## [Given information]
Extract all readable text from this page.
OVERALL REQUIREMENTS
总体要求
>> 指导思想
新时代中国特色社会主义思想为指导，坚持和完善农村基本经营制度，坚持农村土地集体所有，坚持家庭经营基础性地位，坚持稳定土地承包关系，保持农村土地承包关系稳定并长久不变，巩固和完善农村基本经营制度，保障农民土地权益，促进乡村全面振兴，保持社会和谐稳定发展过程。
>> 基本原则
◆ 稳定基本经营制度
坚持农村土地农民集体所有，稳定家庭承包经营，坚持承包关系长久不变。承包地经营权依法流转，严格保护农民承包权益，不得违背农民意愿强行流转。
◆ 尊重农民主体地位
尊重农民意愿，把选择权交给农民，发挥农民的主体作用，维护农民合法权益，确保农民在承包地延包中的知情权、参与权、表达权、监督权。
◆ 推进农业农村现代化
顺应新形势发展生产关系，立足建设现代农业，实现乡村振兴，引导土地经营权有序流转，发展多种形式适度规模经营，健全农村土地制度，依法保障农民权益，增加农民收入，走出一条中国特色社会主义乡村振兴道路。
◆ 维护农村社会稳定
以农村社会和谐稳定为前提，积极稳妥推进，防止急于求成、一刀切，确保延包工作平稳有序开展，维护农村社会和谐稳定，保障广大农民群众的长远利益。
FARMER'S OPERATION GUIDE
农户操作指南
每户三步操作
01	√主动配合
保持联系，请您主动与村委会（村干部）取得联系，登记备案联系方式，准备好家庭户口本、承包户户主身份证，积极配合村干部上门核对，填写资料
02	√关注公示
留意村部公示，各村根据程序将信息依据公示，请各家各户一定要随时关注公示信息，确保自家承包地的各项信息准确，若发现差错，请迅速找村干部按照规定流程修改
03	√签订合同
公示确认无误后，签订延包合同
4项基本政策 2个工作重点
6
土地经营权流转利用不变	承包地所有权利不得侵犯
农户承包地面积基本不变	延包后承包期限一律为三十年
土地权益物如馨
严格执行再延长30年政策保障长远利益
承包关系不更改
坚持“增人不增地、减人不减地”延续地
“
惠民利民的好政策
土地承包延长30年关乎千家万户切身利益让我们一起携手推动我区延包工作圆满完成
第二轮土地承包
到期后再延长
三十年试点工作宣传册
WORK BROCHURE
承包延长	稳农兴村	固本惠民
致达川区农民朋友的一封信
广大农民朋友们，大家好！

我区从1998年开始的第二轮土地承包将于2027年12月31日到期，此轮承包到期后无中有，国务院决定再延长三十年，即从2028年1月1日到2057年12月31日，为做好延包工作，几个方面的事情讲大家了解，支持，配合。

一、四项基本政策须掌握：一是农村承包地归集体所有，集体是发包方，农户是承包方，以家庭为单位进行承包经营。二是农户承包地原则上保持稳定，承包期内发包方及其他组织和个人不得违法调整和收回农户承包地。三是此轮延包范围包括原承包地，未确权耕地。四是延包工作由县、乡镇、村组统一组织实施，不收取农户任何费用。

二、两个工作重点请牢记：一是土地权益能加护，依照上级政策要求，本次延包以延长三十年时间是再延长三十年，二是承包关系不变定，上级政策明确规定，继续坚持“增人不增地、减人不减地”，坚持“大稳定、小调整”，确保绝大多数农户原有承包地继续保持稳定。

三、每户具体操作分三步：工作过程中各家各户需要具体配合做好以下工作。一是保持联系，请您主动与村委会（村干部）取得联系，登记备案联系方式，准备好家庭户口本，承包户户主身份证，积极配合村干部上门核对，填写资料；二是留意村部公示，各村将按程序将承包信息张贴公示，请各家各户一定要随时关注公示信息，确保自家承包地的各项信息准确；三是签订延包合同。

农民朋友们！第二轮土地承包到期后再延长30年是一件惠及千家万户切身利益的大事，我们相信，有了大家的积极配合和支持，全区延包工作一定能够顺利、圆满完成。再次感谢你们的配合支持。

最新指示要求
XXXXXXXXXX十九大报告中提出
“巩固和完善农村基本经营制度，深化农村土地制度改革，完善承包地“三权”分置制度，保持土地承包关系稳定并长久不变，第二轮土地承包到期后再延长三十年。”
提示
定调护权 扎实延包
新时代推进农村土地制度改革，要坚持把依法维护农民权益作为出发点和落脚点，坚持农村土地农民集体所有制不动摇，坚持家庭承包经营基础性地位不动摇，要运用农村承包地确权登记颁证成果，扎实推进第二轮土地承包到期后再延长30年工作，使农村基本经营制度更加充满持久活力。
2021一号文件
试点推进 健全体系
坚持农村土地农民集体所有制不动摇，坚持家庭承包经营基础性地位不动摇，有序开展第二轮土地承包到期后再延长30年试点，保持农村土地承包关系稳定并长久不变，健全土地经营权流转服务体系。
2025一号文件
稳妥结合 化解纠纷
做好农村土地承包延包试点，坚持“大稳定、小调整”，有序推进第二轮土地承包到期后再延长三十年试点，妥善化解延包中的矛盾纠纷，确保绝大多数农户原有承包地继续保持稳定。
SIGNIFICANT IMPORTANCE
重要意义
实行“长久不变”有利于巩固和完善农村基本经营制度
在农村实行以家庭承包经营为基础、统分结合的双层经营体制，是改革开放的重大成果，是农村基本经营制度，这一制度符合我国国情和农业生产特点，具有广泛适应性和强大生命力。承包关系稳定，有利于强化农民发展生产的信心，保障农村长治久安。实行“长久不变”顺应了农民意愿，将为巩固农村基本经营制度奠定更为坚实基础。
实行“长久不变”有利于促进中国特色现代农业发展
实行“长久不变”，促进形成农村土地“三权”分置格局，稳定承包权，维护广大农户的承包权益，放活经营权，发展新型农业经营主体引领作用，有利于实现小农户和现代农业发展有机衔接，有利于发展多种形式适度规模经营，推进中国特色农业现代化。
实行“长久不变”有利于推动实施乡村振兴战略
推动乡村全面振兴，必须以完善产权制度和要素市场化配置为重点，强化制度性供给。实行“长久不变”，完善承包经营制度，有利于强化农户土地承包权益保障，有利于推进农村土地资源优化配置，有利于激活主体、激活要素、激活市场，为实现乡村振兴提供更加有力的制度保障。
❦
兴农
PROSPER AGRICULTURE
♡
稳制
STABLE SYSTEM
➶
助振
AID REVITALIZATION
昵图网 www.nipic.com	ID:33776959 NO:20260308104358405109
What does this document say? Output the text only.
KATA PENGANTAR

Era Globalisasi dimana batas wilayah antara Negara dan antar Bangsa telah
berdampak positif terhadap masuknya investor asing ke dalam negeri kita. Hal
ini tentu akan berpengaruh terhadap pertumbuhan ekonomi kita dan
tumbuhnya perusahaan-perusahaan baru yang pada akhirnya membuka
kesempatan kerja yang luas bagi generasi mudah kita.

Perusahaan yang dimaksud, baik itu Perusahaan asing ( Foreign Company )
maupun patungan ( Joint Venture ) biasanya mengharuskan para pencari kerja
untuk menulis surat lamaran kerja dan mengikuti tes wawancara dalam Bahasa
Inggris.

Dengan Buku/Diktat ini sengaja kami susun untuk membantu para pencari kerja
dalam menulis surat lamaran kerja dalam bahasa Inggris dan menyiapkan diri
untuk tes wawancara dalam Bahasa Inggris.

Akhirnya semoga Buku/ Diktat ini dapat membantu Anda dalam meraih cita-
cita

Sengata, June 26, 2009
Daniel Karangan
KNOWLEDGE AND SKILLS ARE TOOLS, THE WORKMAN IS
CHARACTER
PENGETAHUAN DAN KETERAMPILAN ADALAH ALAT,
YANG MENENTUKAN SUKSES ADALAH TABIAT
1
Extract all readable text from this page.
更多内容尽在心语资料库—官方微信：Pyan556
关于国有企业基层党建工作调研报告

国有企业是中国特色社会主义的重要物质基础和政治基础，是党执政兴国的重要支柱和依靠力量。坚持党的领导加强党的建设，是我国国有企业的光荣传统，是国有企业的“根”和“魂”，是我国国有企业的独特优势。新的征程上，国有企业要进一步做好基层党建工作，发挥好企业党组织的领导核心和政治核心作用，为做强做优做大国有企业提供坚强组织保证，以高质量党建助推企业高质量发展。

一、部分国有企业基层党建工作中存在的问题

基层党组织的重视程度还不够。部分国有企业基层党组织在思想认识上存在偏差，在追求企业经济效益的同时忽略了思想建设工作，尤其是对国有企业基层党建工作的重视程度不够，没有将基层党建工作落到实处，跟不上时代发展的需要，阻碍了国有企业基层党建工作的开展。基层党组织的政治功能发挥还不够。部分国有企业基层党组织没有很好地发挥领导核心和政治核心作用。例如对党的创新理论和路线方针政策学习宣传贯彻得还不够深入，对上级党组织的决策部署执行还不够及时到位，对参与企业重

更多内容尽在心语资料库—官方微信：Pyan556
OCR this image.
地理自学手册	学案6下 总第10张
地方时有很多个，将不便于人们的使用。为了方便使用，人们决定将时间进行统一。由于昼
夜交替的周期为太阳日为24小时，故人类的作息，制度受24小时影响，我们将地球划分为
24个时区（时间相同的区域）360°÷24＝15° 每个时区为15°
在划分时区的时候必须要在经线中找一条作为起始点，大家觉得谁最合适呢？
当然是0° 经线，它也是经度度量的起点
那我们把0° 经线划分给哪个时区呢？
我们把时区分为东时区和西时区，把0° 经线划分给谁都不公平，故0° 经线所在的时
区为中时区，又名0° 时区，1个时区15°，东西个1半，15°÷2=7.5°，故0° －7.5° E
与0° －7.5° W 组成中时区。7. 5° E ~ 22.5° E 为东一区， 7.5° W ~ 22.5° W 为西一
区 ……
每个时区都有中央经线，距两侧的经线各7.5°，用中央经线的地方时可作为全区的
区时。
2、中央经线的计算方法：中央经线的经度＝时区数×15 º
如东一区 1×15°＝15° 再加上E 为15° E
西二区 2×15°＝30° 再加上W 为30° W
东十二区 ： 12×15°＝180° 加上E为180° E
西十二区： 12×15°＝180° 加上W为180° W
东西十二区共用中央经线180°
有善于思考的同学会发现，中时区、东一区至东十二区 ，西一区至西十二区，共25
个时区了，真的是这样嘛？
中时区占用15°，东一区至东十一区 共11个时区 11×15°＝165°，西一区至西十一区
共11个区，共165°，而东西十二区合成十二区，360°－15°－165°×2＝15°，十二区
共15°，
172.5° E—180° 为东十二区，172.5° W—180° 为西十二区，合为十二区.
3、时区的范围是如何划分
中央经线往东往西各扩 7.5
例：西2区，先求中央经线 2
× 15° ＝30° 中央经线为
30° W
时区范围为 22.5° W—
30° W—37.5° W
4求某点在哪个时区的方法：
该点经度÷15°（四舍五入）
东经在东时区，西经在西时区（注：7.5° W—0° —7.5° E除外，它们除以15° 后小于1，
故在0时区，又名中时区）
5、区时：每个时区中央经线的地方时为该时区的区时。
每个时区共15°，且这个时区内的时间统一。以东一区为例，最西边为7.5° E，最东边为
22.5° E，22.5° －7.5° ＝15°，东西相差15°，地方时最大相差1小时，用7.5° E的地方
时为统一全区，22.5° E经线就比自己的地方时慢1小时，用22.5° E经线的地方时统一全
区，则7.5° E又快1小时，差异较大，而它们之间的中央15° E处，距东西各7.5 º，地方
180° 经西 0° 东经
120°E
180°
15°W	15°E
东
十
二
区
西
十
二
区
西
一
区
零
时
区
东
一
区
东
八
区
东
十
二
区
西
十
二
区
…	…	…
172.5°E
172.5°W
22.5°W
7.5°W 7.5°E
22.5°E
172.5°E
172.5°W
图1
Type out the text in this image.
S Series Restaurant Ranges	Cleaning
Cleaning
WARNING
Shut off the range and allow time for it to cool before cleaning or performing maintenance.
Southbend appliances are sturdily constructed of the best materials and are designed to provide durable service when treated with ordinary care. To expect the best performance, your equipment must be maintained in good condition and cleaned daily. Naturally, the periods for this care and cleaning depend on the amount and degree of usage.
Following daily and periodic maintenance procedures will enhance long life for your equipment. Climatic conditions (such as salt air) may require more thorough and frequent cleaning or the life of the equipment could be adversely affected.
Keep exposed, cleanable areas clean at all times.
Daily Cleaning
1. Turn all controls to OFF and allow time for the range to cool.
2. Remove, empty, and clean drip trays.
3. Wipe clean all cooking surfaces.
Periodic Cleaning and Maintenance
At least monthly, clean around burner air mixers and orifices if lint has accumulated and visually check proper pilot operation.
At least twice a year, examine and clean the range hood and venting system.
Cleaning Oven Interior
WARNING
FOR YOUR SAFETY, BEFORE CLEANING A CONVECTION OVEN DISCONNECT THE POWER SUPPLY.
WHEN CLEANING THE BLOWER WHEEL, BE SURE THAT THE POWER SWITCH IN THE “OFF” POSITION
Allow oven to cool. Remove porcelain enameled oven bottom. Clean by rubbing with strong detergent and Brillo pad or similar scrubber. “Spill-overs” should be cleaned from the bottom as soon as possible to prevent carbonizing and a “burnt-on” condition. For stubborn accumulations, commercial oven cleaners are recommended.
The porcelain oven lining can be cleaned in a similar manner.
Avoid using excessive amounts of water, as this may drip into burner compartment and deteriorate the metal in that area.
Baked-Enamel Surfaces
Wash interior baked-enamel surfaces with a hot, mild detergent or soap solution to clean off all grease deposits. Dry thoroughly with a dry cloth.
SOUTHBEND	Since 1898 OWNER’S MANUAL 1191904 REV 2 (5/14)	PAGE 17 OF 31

## [Exercise]
Extract every line containing the string "坚持家庭承包经营基础性地位不动摇" from the material.

## [Response to this task]
新时代推进农村土地制度改革，要坚持把依法维护农民权益作为出发点和落脚点，坚持农村土地农民集体所有制不动摇，坚持家庭承包经营基础性地位不动摇，要运用农村承包地确权登记颁证成果，扎实推进第二轮土地承包到期后再延长30年工作，使农村基本经营制度更加充满持久活力。
坚持农村土地农民集体所有制不动摇，坚持家庭承包经营基础性地位不动摇，有序开展第二轮土地承包到期后再延长30年试点，保持农村土地承包关系稳定并长久不变，健全土地经营权流转服务体系。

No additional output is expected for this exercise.